Set problem:
From the entries below, work out the number of lines that hold the word "doivent", and give that number alone.

+ + + +

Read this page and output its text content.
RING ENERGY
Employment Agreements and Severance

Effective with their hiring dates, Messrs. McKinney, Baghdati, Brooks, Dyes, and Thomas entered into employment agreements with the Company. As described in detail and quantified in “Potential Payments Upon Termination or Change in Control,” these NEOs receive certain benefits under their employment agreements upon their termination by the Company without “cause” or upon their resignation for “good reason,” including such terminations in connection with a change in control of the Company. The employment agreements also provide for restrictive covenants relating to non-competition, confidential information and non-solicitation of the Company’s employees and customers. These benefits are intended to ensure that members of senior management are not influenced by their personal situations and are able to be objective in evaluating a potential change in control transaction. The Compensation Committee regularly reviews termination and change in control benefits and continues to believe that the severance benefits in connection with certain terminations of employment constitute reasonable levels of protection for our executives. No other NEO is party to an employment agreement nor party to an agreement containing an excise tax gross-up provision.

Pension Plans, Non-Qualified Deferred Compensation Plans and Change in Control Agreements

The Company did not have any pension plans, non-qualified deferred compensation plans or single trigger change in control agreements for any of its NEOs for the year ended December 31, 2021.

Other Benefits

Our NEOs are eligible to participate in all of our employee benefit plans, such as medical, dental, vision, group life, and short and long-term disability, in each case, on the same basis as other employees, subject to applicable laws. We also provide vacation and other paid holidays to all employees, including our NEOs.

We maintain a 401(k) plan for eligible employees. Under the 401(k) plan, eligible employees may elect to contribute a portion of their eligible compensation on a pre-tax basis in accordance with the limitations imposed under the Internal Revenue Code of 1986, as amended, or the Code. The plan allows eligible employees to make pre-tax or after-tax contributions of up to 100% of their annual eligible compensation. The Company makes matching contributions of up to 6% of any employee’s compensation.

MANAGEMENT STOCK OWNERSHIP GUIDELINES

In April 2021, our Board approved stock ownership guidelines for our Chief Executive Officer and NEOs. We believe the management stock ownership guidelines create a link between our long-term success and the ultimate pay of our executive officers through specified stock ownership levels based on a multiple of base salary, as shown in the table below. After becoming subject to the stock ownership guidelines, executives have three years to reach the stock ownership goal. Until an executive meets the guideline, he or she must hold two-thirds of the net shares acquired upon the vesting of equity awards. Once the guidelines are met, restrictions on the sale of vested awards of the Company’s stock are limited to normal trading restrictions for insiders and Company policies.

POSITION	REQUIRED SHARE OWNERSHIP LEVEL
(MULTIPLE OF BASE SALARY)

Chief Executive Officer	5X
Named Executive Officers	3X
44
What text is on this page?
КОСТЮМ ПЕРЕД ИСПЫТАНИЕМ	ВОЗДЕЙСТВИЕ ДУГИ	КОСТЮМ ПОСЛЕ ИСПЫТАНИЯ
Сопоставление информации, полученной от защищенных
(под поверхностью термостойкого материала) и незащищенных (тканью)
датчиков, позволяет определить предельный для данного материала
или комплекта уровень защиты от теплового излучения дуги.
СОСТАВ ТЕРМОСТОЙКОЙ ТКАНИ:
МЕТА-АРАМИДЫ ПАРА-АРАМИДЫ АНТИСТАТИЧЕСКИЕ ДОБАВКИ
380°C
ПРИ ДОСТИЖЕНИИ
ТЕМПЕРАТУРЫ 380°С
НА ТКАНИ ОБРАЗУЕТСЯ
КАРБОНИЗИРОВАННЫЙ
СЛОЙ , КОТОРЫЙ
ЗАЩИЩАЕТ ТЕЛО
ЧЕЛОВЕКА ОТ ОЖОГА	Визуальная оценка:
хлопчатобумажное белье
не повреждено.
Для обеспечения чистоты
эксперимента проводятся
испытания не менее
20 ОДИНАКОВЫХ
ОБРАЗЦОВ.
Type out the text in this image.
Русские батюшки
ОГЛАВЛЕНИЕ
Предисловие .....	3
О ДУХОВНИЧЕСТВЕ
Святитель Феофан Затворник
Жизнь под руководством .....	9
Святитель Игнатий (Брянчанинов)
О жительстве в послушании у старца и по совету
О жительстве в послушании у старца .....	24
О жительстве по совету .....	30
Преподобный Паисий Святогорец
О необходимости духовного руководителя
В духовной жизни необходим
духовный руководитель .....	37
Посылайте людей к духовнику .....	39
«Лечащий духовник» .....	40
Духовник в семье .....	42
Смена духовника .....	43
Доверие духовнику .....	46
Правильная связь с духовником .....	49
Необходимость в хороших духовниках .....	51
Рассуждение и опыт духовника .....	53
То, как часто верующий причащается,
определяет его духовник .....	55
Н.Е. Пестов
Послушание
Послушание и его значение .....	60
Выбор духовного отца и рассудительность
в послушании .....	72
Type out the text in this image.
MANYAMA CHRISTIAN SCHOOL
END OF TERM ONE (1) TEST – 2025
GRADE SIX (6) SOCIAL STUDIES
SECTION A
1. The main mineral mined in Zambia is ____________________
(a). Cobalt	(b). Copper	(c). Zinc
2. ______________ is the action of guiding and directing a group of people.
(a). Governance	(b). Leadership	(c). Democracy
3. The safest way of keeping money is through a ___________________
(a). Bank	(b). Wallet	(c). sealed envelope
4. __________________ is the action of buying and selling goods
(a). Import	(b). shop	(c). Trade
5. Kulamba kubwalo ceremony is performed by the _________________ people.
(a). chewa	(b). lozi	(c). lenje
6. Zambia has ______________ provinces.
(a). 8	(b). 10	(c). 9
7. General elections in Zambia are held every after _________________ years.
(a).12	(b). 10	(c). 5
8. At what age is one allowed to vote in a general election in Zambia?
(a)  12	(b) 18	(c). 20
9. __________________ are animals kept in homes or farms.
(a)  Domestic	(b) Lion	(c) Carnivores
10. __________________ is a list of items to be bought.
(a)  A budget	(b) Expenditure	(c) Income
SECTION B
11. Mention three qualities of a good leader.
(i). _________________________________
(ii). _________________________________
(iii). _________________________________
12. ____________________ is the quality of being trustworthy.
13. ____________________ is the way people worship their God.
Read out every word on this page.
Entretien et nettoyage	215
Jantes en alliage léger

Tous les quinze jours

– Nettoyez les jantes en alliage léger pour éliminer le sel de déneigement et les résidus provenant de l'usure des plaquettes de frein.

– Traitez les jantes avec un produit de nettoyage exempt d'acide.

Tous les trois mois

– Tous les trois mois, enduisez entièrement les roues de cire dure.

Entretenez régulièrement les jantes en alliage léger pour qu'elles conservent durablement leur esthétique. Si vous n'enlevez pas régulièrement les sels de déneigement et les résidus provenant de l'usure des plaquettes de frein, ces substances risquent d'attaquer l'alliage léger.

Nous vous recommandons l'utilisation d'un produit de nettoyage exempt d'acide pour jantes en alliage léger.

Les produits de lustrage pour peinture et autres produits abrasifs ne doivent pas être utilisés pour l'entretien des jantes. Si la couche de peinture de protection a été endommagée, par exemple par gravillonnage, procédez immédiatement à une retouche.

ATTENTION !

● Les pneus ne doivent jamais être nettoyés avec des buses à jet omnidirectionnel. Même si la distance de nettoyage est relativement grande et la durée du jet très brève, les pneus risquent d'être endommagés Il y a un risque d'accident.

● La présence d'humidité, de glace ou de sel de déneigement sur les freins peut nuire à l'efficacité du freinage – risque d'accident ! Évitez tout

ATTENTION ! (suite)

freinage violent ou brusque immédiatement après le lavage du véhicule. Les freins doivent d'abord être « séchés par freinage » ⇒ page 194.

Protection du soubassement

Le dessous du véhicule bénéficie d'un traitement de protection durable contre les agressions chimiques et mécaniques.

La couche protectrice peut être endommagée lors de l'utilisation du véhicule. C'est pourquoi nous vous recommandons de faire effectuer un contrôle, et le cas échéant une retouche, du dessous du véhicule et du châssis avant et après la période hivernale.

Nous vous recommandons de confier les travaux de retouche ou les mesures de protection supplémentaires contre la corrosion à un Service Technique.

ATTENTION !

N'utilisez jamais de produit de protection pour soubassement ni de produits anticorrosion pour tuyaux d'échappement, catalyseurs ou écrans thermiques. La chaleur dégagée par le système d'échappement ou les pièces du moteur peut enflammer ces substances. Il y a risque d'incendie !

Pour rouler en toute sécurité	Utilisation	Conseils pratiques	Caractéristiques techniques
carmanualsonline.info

+ + + +

Task answer:
3